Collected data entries
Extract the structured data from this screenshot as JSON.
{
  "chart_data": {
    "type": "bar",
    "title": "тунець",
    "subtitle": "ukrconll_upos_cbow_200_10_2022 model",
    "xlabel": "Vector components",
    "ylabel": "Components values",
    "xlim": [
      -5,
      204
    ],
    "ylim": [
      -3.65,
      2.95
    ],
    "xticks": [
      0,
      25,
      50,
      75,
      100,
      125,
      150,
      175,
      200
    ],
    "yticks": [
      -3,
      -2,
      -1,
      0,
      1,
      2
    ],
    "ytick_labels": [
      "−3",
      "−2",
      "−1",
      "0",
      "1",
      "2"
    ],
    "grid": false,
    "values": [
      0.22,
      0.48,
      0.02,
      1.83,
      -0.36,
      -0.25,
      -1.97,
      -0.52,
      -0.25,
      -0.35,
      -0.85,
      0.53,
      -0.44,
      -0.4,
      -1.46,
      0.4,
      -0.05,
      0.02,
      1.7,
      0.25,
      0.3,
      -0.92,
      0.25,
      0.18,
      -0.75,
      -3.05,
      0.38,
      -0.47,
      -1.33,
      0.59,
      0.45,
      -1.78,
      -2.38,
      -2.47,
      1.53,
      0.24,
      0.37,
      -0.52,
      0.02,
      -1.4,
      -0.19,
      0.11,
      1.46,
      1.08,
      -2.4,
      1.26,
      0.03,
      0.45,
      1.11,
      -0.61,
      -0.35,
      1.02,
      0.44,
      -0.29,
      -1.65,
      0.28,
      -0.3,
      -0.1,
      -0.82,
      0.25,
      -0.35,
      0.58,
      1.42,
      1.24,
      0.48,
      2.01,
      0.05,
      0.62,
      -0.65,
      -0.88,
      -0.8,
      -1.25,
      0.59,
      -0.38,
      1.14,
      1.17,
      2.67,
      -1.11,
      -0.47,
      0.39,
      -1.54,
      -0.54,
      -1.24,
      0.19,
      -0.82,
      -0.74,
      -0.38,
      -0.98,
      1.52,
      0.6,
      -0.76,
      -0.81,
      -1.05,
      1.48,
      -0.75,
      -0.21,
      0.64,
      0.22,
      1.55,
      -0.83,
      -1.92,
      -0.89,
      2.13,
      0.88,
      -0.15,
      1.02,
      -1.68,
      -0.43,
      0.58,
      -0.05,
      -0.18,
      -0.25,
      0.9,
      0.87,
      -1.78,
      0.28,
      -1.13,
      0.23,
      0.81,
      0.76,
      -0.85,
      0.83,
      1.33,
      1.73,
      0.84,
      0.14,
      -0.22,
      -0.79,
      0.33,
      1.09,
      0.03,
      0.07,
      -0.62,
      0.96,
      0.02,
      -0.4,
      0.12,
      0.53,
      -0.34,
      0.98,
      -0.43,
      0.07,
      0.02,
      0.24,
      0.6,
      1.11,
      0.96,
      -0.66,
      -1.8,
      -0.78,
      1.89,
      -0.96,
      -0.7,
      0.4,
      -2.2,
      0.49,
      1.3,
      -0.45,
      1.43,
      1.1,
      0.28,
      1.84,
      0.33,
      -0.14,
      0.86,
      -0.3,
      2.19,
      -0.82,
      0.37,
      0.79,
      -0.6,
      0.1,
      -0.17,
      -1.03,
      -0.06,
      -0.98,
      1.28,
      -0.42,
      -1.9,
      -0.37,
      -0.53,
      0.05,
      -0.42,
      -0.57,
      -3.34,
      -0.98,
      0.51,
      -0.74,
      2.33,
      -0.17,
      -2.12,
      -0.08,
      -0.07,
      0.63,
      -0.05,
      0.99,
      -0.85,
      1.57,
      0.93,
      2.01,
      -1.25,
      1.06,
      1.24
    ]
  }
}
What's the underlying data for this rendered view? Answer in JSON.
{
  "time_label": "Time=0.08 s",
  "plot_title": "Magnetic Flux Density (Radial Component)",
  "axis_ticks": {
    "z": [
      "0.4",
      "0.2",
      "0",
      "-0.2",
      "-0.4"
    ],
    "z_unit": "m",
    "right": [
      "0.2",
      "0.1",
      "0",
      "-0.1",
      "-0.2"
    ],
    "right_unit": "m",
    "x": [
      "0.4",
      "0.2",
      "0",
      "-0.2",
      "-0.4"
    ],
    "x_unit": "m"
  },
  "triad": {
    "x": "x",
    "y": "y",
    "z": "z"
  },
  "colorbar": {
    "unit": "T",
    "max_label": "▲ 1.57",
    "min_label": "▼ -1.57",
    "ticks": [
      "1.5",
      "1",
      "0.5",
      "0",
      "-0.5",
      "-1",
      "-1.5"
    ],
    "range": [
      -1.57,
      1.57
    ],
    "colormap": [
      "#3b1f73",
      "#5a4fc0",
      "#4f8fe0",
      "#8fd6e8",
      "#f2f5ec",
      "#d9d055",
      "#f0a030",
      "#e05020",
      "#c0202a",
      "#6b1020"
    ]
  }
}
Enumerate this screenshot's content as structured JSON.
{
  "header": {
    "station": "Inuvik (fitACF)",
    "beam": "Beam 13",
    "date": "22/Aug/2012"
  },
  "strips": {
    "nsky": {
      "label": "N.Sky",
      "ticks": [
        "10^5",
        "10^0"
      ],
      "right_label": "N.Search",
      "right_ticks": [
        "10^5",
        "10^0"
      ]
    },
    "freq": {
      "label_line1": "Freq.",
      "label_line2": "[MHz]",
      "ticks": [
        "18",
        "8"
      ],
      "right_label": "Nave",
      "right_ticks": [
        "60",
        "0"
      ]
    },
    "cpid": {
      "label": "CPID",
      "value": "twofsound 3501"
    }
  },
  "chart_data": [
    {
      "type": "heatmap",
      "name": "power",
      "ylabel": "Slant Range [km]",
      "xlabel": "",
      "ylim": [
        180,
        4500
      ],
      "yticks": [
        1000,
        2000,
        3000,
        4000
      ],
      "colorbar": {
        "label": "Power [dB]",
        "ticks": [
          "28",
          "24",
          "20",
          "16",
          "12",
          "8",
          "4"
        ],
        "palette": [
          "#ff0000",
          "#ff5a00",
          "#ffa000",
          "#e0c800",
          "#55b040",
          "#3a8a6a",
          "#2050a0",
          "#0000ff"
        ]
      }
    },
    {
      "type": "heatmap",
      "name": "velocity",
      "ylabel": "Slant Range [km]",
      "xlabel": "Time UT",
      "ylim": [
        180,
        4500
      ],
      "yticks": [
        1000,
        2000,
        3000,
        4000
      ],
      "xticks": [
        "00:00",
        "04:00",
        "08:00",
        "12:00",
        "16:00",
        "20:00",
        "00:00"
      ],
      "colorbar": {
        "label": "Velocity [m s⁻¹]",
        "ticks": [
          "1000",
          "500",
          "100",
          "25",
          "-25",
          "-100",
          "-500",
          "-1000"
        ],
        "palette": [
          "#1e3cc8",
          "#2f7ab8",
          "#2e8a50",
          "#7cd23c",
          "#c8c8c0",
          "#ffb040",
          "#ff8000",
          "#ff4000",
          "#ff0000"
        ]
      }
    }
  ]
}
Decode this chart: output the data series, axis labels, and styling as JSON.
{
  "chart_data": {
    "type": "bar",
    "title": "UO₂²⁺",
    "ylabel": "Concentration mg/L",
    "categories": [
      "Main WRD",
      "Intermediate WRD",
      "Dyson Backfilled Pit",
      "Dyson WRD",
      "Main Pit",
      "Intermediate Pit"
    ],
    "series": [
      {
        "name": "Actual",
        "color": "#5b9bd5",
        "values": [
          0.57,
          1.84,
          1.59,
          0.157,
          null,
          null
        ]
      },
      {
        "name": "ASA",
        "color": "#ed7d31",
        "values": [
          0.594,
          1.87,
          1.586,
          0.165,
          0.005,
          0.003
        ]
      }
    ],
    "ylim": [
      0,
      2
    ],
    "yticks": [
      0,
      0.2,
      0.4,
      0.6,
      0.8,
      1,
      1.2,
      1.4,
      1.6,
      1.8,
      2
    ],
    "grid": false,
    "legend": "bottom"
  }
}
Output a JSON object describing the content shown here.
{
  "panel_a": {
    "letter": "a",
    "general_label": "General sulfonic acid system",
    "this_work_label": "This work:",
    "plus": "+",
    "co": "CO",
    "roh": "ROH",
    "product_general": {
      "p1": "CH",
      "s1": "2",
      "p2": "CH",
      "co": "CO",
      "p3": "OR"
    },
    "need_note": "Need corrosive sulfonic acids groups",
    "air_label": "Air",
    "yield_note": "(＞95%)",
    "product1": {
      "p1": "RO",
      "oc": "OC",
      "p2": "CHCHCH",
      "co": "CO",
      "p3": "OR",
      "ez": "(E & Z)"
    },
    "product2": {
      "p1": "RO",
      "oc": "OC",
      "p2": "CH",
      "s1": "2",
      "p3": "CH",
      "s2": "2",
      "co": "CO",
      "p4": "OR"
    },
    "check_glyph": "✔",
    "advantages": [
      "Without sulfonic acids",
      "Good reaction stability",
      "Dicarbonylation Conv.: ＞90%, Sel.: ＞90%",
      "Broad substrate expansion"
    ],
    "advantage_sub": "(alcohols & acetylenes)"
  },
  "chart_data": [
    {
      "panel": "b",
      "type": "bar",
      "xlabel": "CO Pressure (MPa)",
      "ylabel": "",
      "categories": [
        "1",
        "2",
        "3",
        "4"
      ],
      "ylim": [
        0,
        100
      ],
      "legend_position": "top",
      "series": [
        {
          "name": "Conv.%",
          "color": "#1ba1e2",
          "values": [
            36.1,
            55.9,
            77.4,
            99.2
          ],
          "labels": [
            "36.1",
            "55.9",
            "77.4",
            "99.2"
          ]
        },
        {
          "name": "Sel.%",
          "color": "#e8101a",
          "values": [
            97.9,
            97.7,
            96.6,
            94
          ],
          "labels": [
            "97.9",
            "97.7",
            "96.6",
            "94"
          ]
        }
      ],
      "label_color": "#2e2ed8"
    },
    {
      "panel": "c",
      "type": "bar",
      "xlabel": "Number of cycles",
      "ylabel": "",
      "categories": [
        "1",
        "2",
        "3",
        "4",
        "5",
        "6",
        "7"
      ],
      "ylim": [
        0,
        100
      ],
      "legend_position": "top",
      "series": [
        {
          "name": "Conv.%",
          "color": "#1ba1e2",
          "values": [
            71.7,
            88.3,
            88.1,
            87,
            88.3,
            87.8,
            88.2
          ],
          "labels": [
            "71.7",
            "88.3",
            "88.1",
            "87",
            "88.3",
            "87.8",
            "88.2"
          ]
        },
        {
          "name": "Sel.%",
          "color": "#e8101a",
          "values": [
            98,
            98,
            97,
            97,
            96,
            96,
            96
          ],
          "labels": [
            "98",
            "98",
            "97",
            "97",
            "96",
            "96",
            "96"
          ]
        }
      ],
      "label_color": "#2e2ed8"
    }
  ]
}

* Task objective
Filter the records above and return every line that holds the word "sulfonic".

* Solved problem
    "general_label": "General sulfonic acid system",
    "need_note": "Need corrosive sulfonic acids groups",
      "Without sulfonic acids",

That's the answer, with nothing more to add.